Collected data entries
........

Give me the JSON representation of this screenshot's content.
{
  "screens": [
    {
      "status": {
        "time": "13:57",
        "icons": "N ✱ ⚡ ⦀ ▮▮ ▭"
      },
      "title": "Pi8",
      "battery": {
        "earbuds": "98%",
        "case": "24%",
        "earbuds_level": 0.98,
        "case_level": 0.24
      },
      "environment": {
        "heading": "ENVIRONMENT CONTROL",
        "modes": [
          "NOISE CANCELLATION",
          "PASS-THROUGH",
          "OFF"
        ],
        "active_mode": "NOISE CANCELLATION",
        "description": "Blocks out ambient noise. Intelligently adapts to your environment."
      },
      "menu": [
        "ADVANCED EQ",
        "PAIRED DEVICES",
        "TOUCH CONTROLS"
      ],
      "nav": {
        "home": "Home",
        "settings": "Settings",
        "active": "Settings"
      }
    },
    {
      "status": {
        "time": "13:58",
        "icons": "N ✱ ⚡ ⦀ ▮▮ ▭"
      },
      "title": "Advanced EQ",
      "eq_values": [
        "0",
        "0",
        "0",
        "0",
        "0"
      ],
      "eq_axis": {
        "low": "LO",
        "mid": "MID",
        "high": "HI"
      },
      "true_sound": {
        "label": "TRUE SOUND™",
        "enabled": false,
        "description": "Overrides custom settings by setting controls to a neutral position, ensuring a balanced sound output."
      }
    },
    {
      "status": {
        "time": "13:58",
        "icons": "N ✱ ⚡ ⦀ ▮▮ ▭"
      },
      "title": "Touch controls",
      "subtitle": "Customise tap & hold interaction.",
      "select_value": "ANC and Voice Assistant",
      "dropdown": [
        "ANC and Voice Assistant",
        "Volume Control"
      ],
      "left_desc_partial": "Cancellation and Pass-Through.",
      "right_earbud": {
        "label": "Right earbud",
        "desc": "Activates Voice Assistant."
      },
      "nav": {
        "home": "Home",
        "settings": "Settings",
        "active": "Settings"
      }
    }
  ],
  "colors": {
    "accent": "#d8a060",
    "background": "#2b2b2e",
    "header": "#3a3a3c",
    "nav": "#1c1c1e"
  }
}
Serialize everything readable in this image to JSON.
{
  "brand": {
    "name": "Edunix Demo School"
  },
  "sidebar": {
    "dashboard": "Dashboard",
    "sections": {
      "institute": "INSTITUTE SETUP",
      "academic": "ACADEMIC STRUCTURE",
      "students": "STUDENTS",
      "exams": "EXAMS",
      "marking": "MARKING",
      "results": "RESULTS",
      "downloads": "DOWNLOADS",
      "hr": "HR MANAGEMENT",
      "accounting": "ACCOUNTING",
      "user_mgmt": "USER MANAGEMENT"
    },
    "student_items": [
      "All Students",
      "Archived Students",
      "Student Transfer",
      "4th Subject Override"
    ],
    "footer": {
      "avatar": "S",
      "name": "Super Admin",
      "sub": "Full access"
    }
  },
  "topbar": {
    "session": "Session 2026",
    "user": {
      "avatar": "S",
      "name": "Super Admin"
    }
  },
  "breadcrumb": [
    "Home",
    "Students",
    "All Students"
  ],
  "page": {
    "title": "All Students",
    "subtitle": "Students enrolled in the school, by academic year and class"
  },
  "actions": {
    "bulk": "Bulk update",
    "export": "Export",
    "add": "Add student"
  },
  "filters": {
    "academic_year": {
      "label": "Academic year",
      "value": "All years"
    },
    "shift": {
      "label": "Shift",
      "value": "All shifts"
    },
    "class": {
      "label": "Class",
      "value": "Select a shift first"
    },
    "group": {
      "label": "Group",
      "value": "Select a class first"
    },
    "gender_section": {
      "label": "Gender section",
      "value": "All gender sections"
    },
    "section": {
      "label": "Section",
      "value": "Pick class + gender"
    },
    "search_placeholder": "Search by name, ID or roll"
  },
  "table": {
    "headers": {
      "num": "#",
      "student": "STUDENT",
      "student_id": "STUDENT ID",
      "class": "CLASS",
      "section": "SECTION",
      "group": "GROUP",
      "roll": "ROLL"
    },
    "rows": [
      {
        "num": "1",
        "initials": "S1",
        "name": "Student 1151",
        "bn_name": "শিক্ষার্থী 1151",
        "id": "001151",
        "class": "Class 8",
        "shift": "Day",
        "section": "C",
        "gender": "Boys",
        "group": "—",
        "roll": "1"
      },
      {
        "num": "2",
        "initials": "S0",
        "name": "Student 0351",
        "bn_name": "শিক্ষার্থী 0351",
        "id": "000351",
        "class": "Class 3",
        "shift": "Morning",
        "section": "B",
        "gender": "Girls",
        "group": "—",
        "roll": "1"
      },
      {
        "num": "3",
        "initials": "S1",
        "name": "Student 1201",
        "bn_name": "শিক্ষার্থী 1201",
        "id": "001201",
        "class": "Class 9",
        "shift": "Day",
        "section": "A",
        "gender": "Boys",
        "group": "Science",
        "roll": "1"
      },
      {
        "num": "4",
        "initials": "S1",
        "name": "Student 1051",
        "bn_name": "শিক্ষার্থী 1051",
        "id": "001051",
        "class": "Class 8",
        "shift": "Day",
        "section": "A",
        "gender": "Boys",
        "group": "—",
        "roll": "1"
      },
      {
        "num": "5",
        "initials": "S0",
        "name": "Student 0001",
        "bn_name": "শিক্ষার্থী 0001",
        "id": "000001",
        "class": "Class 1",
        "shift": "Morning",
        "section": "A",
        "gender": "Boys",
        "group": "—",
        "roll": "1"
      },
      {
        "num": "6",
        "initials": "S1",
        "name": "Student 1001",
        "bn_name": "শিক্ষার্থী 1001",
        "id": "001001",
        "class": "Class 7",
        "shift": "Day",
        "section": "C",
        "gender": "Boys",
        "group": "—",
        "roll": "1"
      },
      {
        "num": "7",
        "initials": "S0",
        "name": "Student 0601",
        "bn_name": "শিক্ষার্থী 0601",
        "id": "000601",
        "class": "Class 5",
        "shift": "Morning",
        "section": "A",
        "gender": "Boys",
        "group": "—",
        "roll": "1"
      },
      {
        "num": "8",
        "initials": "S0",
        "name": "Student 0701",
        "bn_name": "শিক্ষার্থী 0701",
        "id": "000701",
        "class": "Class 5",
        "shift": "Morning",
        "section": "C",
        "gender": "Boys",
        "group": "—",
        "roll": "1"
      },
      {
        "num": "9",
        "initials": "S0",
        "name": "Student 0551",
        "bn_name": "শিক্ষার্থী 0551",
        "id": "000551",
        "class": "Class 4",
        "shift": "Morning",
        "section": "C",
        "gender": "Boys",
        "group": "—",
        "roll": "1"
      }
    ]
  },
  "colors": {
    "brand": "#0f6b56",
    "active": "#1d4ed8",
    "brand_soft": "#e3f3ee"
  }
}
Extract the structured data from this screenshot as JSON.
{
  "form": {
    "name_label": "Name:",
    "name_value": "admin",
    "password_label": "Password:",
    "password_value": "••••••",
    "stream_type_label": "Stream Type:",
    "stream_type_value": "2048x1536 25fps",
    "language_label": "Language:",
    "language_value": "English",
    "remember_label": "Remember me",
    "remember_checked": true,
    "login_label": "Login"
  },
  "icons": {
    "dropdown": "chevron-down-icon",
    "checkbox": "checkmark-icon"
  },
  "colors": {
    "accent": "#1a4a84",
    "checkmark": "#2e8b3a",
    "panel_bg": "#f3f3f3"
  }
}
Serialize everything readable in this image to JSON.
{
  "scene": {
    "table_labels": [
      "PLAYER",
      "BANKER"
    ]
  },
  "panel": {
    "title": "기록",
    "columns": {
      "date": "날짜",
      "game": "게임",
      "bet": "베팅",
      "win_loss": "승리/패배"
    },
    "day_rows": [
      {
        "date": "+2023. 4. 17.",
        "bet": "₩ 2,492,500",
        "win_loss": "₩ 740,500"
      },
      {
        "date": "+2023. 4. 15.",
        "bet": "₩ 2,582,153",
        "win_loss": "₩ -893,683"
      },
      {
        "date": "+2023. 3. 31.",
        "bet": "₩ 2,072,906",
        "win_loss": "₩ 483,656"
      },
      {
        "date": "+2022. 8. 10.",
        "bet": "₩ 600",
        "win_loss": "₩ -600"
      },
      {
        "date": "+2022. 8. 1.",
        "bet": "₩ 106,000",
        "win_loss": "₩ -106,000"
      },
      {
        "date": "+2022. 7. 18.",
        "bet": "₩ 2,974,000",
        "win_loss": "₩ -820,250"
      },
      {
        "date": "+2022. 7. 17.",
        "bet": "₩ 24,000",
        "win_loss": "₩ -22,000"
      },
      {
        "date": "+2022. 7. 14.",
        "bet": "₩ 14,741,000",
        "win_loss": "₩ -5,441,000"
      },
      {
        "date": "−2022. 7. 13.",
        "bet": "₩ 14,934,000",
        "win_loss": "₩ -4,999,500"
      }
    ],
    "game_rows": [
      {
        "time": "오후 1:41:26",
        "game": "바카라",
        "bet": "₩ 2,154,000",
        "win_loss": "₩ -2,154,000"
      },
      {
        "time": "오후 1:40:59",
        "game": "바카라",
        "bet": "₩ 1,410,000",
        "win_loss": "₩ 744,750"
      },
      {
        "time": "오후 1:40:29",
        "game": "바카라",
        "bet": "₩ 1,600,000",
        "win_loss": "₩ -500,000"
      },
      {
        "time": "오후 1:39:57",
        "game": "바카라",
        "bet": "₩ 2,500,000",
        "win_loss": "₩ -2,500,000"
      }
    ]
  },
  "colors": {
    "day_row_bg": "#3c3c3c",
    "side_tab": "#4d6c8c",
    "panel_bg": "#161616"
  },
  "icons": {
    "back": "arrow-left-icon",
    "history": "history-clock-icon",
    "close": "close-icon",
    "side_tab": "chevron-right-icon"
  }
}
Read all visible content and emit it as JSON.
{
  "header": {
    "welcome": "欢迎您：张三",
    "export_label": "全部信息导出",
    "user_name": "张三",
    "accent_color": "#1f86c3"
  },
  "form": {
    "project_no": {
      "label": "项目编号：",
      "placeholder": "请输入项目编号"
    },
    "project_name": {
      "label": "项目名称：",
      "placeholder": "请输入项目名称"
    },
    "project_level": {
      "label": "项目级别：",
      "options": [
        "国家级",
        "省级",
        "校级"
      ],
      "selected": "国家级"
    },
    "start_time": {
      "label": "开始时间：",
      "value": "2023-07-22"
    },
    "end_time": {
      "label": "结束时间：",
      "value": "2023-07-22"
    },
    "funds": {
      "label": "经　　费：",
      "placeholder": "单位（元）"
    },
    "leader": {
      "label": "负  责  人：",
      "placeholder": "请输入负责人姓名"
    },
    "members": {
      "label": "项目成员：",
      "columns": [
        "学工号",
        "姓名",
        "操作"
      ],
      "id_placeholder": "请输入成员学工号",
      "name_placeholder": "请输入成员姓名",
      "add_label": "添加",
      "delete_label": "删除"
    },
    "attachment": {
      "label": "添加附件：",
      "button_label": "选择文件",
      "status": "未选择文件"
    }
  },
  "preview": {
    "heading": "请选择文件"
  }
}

........

PROBLEM TO WORK ON: Report how many lines contain "heading". Give nothing but the number.

COMPLETE RESPONSE: 2